**Exercise requirements:** List, from the lines below, each one with "become" in it.
START Extracted records
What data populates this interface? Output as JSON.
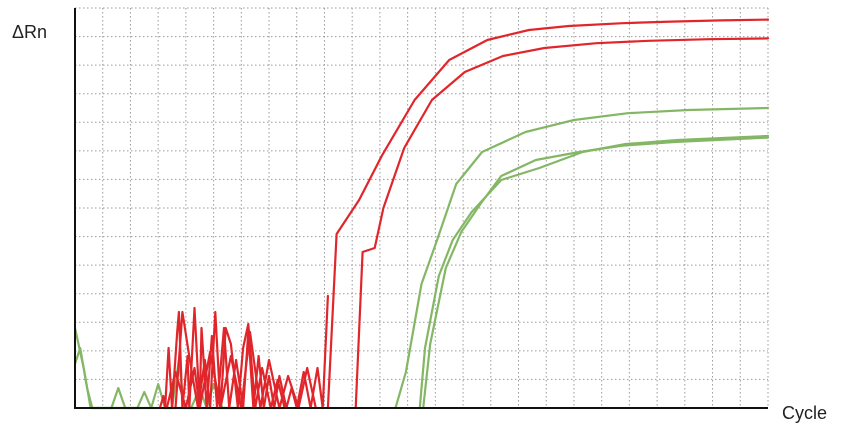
{
  "chart_data": {
    "type": "line",
    "title": "",
    "xlabel": "Cycle",
    "ylabel": "ΔRn",
    "xlim": [
      0,
      40
    ],
    "ylim": [
      0,
      1
    ],
    "grid": true,
    "legend": "none",
    "colors": {
      "red": "#e0262b",
      "green": "#84b765",
      "grid": "#9a9a9a",
      "axis": "#111111"
    },
    "series": [
      {
        "color": "red",
        "x": [
          14.6,
          15.1,
          16.4,
          17.7,
          19.6,
          21.6,
          23.8,
          26.2,
          28.5,
          31.6,
          34.4,
          37.3,
          40.0
        ],
        "y": [
          0.0,
          0.435,
          0.52,
          0.63,
          0.77,
          0.87,
          0.92,
          0.945,
          0.955,
          0.962,
          0.966,
          0.969,
          0.971
        ]
      },
      {
        "color": "red",
        "x": [
          16.2,
          16.6,
          17.3,
          17.8,
          19.0,
          20.6,
          22.5,
          24.7,
          27.1,
          30.1,
          33.1,
          36.6,
          40.0
        ],
        "y": [
          0.0,
          0.39,
          0.4,
          0.5,
          0.65,
          0.77,
          0.84,
          0.88,
          0.9,
          0.912,
          0.918,
          0.922,
          0.924
        ]
      },
      {
        "color": "green",
        "x": [
          18.5,
          19.1,
          20.0,
          20.9,
          22.0,
          23.5,
          26.0,
          28.8,
          31.9,
          35.4,
          40.0
        ],
        "y": [
          0.0,
          0.09,
          0.31,
          0.42,
          0.56,
          0.64,
          0.69,
          0.72,
          0.737,
          0.745,
          0.75
        ]
      },
      {
        "color": "green",
        "x": [
          20.1,
          20.5,
          21.4,
          22.3,
          23.4,
          24.6,
          26.6,
          29.1,
          31.6,
          34.6,
          40.0
        ],
        "y": [
          0.0,
          0.16,
          0.35,
          0.44,
          0.51,
          0.58,
          0.62,
          0.64,
          0.656,
          0.665,
          0.676
        ]
      },
      {
        "color": "green",
        "x": [
          19.9,
          20.2,
          21.0,
          21.8,
          22.9,
          24.6,
          26.8,
          29.3,
          31.8,
          34.8,
          40.0
        ],
        "y": [
          0.0,
          0.15,
          0.33,
          0.42,
          0.49,
          0.57,
          0.6,
          0.64,
          0.66,
          0.67,
          0.68
        ]
      },
      {
        "color": "red",
        "x": [
          4.9,
          5.1,
          5.2,
          5.4,
          5.6,
          5.9,
          6.0,
          6.2,
          6.5,
          6.6,
          6.9,
          7.2,
          7.3,
          7.6,
          7.9,
          8.2,
          8.6,
          8.9,
          9.3,
          9.7,
          10.0,
          10.3,
          10.6,
          10.9,
          11.2,
          11.5,
          11.8,
          12.2,
          12.5,
          12.8,
          13.2,
          13.6,
          14.0,
          14.3,
          14.6
        ],
        "y": [
          0.0,
          0.03,
          0.0,
          0.15,
          0.0,
          0.19,
          0.24,
          0.0,
          0.13,
          0.0,
          0.25,
          0.0,
          0.2,
          0.0,
          0.18,
          0.0,
          0.2,
          0.0,
          0.12,
          0.0,
          0.19,
          0.0,
          0.13,
          0.0,
          0.08,
          0.0,
          0.08,
          0.0,
          0.05,
          0.0,
          0.09,
          0.0,
          0.1,
          0.0,
          0.28
        ]
      },
      {
        "color": "red",
        "x": [
          5.8,
          6.2,
          6.7,
          7.1,
          7.5,
          7.8,
          8.1,
          8.4,
          8.7,
          9.0,
          9.4,
          9.7,
          10.0,
          10.4,
          10.8,
          11.3,
          11.7,
          12.1
        ],
        "y": [
          0.0,
          0.24,
          0.1,
          0.0,
          0.12,
          0.0,
          0.24,
          0.0,
          0.2,
          0.16,
          0.0,
          0.15,
          0.21,
          0.0,
          0.1,
          0.0,
          0.07,
          0.0
        ]
      },
      {
        "color": "red",
        "x": [
          5.3,
          5.8,
          6.4,
          6.9,
          7.2,
          7.8,
          8.4,
          9.0,
          9.6,
          10.1,
          10.7,
          11.2,
          11.8,
          12.3,
          12.9,
          13.4,
          13.9
        ],
        "y": [
          0.0,
          0.09,
          0.0,
          0.1,
          0.0,
          0.14,
          0.0,
          0.13,
          0.0,
          0.19,
          0.0,
          0.12,
          0.0,
          0.08,
          0.0,
          0.1,
          0.0
        ]
      },
      {
        "color": "green",
        "x": [
          0.0,
          0.5,
          0.9,
          1.2,
          1.6,
          2.0,
          2.4,
          2.8,
          3.3,
          3.7,
          4.1,
          4.4,
          4.8,
          5.2,
          5.6,
          6.0,
          6.4,
          6.9,
          7.4,
          7.9,
          8.4,
          8.9,
          9.4,
          9.9,
          10.4,
          10.9,
          11.4,
          12.0
        ],
        "y": [
          0.2,
          0.1,
          0.0,
          0.0,
          0.0,
          0.0,
          0.0,
          0.0,
          0.0,
          0.0,
          0.0,
          0.0,
          0.0,
          0.0,
          0.0,
          0.0,
          0.0,
          0.0,
          0.0,
          0.0,
          0.0,
          0.0,
          0.0,
          0.0,
          0.0,
          0.0,
          0.0,
          0.0
        ]
      },
      {
        "color": "green",
        "x": [
          0.0,
          0.3,
          0.7,
          1.0,
          1.4,
          1.8,
          2.1,
          2.5,
          2.9,
          3.3,
          3.6,
          4.0,
          4.4,
          4.8,
          5.2,
          5.6,
          6.0,
          6.3,
          6.7,
          7.2,
          7.6,
          8.0,
          8.5,
          8.9,
          9.3
        ],
        "y": [
          0.11,
          0.15,
          0.05,
          0.0,
          0.0,
          0.0,
          0.0,
          0.05,
          0.0,
          0.0,
          0.0,
          0.04,
          0.0,
          0.06,
          0.0,
          0.0,
          0.12,
          0.0,
          0.0,
          0.05,
          0.0,
          0.06,
          0.0,
          0.0,
          0.0
        ]
      }
    ]
  }
}
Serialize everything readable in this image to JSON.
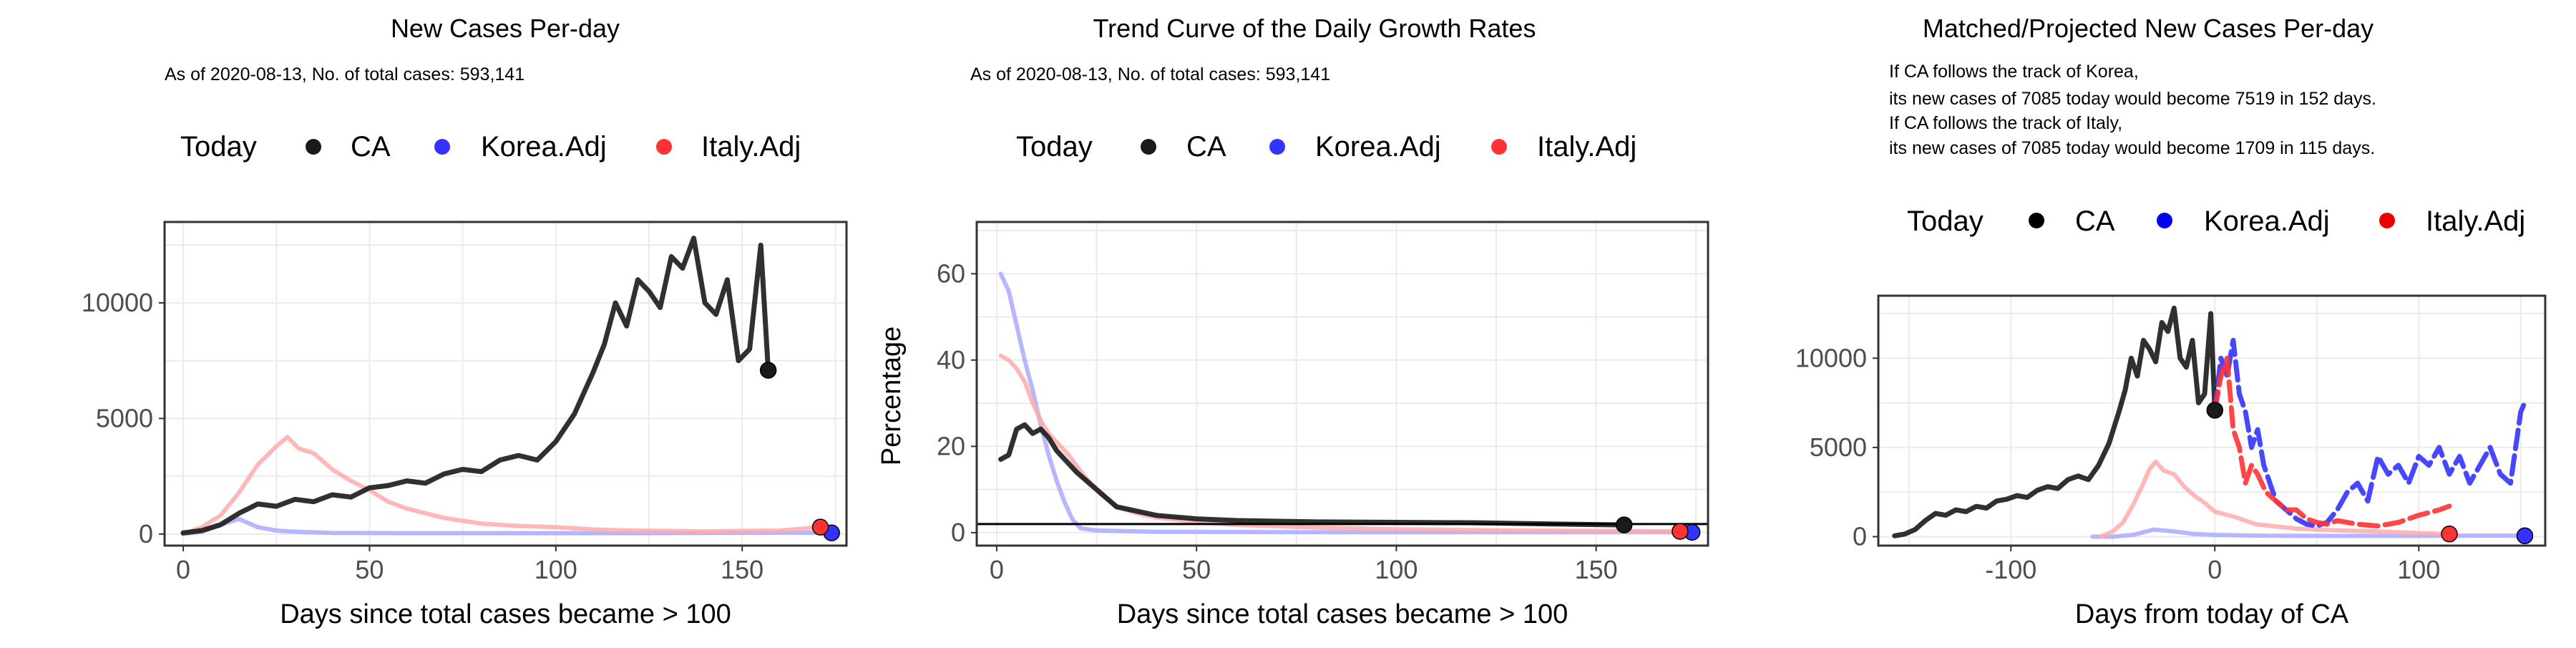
{
  "colors": {
    "ca": "#1a1a1a",
    "korea": "#3333ff",
    "italy": "#ff3333",
    "korea_faint": "#aaaaff",
    "italy_faint": "#ffaaaa",
    "grid": "#ebebeb",
    "panel_border": "#333333"
  },
  "legend": {
    "title": "Today",
    "items": [
      "CA",
      "Korea.Adj",
      "Italy.Adj"
    ]
  },
  "panels": [
    {
      "title": "New Cases Per-day",
      "subtitle_lines": [
        "As of 2020-08-13, No. of total cases: 593,141"
      ]
    },
    {
      "title": "Trend Curve of the Daily Growth Rates",
      "subtitle_lines": [
        "As of 2020-08-13, No. of total cases: 593,141"
      ]
    },
    {
      "title": "Matched/Projected New Cases Per-day",
      "subtitle_lines": [
        "If CA follows the track of Korea,",
        "its new cases of 7085 today would become 7519 in 152 days.",
        "If CA follows the track of Italy,",
        "its new cases of 7085 today would become 1709 in 115 days."
      ]
    }
  ],
  "chart_data": [
    {
      "type": "line",
      "title": "New Cases Per-day",
      "xlabel": "Days since total cases became > 100",
      "ylabel": "",
      "xlim": [
        -5,
        178
      ],
      "ylim": [
        -500,
        13500
      ],
      "xticks": [
        0,
        50,
        100,
        150
      ],
      "yticks": [
        0,
        5000,
        10000
      ],
      "grid": true,
      "legend_position": "top",
      "series": [
        {
          "name": "CA",
          "style": "solid",
          "x": [
            0,
            5,
            10,
            15,
            20,
            25,
            30,
            35,
            40,
            45,
            50,
            55,
            60,
            65,
            70,
            75,
            80,
            85,
            90,
            95,
            100,
            105,
            110,
            113,
            116,
            119,
            122,
            125,
            128,
            131,
            134,
            137,
            140,
            143,
            146,
            149,
            152,
            155,
            157
          ],
          "y": [
            50,
            150,
            400,
            900,
            1300,
            1200,
            1500,
            1400,
            1700,
            1600,
            2000,
            2100,
            2300,
            2200,
            2600,
            2800,
            2700,
            3200,
            3400,
            3200,
            4000,
            5200,
            7000,
            8200,
            10000,
            9000,
            11000,
            10500,
            9800,
            12000,
            11500,
            12800,
            10000,
            9500,
            11000,
            7500,
            8000,
            12500,
            7085
          ]
        },
        {
          "name": "Korea.Adj",
          "style": "faint",
          "x": [
            0,
            5,
            10,
            15,
            20,
            25,
            30,
            40,
            60,
            80,
            100,
            120,
            140,
            160,
            174
          ],
          "y": [
            0,
            100,
            400,
            650,
            300,
            150,
            100,
            50,
            40,
            40,
            40,
            40,
            50,
            60,
            50
          ]
        },
        {
          "name": "Italy.Adj",
          "style": "faint",
          "x": [
            0,
            5,
            10,
            15,
            20,
            25,
            28,
            31,
            35,
            40,
            45,
            50,
            55,
            60,
            70,
            80,
            90,
            100,
            110,
            120,
            140,
            160,
            171
          ],
          "y": [
            0,
            300,
            800,
            1800,
            3000,
            3800,
            4200,
            3700,
            3500,
            2800,
            2300,
            1900,
            1400,
            1100,
            700,
            450,
            350,
            300,
            200,
            150,
            120,
            150,
            300
          ]
        }
      ],
      "today_points": [
        {
          "series": "CA",
          "x": 157,
          "y": 7085
        },
        {
          "series": "Korea.Adj",
          "x": 174,
          "y": 50
        },
        {
          "series": "Italy.Adj",
          "x": 171,
          "y": 300
        }
      ]
    },
    {
      "type": "line",
      "title": "Trend Curve of the Daily Growth Rates",
      "xlabel": "Days since total cases became > 100",
      "ylabel": "Percentage",
      "xlim": [
        -5,
        178
      ],
      "ylim": [
        -3,
        72
      ],
      "xticks": [
        0,
        50,
        100,
        150
      ],
      "yticks": [
        0,
        20,
        40,
        60
      ],
      "hline": 2,
      "grid": true,
      "legend_position": "top",
      "series": [
        {
          "name": "CA",
          "style": "solid",
          "x": [
            1,
            3,
            5,
            7,
            9,
            11,
            13,
            15,
            17,
            20,
            25,
            30,
            35,
            40,
            50,
            60,
            80,
            100,
            120,
            140,
            157
          ],
          "y": [
            17,
            18,
            24,
            25,
            23,
            24,
            22,
            19,
            17,
            14,
            10,
            6,
            5,
            4,
            3.2,
            2.8,
            2.5,
            2.4,
            2.3,
            2.0,
            1.8
          ]
        },
        {
          "name": "Korea.Adj",
          "style": "faint",
          "x": [
            1,
            3,
            5,
            7,
            9,
            11,
            13,
            15,
            17,
            19,
            21,
            25,
            40,
            80,
            120,
            174
          ],
          "y": [
            60,
            56,
            48,
            40,
            33,
            25,
            18,
            12,
            7,
            3,
            1,
            0.5,
            0.2,
            0.1,
            0.1,
            0.1
          ]
        },
        {
          "name": "Italy.Adj",
          "style": "faint",
          "x": [
            1,
            3,
            5,
            7,
            9,
            11,
            13,
            15,
            18,
            22,
            26,
            30,
            35,
            40,
            50,
            60,
            80,
            100,
            130,
            171
          ],
          "y": [
            41,
            40,
            38,
            35,
            30,
            26,
            23,
            21,
            18,
            13,
            9,
            6,
            4.5,
            3.5,
            2.5,
            1.8,
            1.2,
            0.8,
            0.5,
            0.3
          ]
        }
      ],
      "today_points": [
        {
          "series": "CA",
          "x": 157,
          "y": 1.8
        },
        {
          "series": "Korea.Adj",
          "x": 174,
          "y": 0.1
        },
        {
          "series": "Italy.Adj",
          "x": 171,
          "y": 0.3
        }
      ]
    },
    {
      "type": "line",
      "title": "Matched/Projected New Cases Per-day",
      "xlabel": "Days from today of CA",
      "ylabel": "",
      "xlim": [
        -165,
        162
      ],
      "ylim": [
        -500,
        13500
      ],
      "xticks": [
        -100,
        0,
        100
      ],
      "yticks": [
        0,
        5000,
        10000
      ],
      "grid": true,
      "legend_position": "top",
      "series": [
        {
          "name": "CA",
          "style": "solid",
          "x": [
            -157,
            -152,
            -147,
            -142,
            -137,
            -132,
            -127,
            -122,
            -117,
            -112,
            -107,
            -102,
            -97,
            -92,
            -87,
            -82,
            -77,
            -72,
            -67,
            -62,
            -57,
            -52,
            -47,
            -44,
            -41,
            -38,
            -35,
            -32,
            -29,
            -26,
            -23,
            -20,
            -17,
            -14,
            -11,
            -8,
            -5,
            -2,
            0
          ],
          "y": [
            50,
            150,
            400,
            900,
            1300,
            1200,
            1500,
            1400,
            1700,
            1600,
            2000,
            2100,
            2300,
            2200,
            2600,
            2800,
            2700,
            3200,
            3400,
            3200,
            4000,
            5200,
            7000,
            8200,
            10000,
            9000,
            11000,
            10500,
            9800,
            12000,
            11500,
            12800,
            10000,
            9500,
            11000,
            7500,
            8000,
            12500,
            7085
          ]
        },
        {
          "name": "Korea.Adj",
          "style": "faint",
          "x": [
            -60,
            -50,
            -40,
            -30,
            -20,
            -10,
            0,
            20,
            60,
            100,
            140,
            152
          ],
          "y": [
            0,
            0,
            100,
            400,
            300,
            150,
            100,
            60,
            40,
            50,
            60,
            50
          ]
        },
        {
          "name": "Italy.Adj",
          "style": "faint",
          "x": [
            -56,
            -50,
            -45,
            -40,
            -35,
            -32,
            -29,
            -25,
            -20,
            -15,
            -10,
            -5,
            0,
            10,
            20,
            40,
            60,
            80,
            100,
            115
          ],
          "y": [
            0,
            300,
            800,
            1800,
            3000,
            3800,
            4200,
            3700,
            3500,
            2800,
            2300,
            1900,
            1400,
            1100,
            700,
            450,
            350,
            300,
            200,
            150
          ]
        },
        {
          "name": "Korea.Adj",
          "style": "dashed",
          "x": [
            0,
            3,
            6,
            9,
            12,
            15,
            18,
            21,
            24,
            27,
            30,
            35,
            40,
            45,
            50,
            55,
            60,
            65,
            70,
            75,
            80,
            85,
            90,
            95,
            100,
            105,
            110,
            115,
            120,
            125,
            130,
            135,
            140,
            145,
            150,
            152
          ],
          "y": [
            7085,
            10000,
            9000,
            11000,
            8000,
            7000,
            5000,
            6000,
            4000,
            3000,
            2000,
            1500,
            1000,
            700,
            600,
            800,
            1500,
            2500,
            3000,
            2000,
            4500,
            3500,
            4000,
            3000,
            4500,
            4000,
            5000,
            3500,
            4500,
            3000,
            4000,
            5000,
            3500,
            3000,
            7000,
            7519
          ]
        },
        {
          "name": "Italy.Adj",
          "style": "dashed",
          "x": [
            0,
            3,
            6,
            9,
            12,
            15,
            18,
            21,
            25,
            30,
            35,
            40,
            45,
            50,
            55,
            60,
            70,
            80,
            90,
            100,
            110,
            115
          ],
          "y": [
            7085,
            9000,
            10000,
            6000,
            5000,
            3000,
            4000,
            3500,
            2500,
            2000,
            1500,
            1500,
            1000,
            800,
            700,
            900,
            700,
            600,
            800,
            1200,
            1500,
            1709
          ]
        }
      ],
      "today_points": [
        {
          "series": "CA",
          "x": 0,
          "y": 7085
        },
        {
          "series": "Korea.Adj",
          "x": 152,
          "y": 50
        },
        {
          "series": "Italy.Adj",
          "x": 115,
          "y": 150
        }
      ]
    }
  ]
}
END Extracted records
**Task solution:**
        "its new cases of 7085 today would become 7519 in 152 days.",
        "its new cases of 7085 today would become 1709 in 115 days."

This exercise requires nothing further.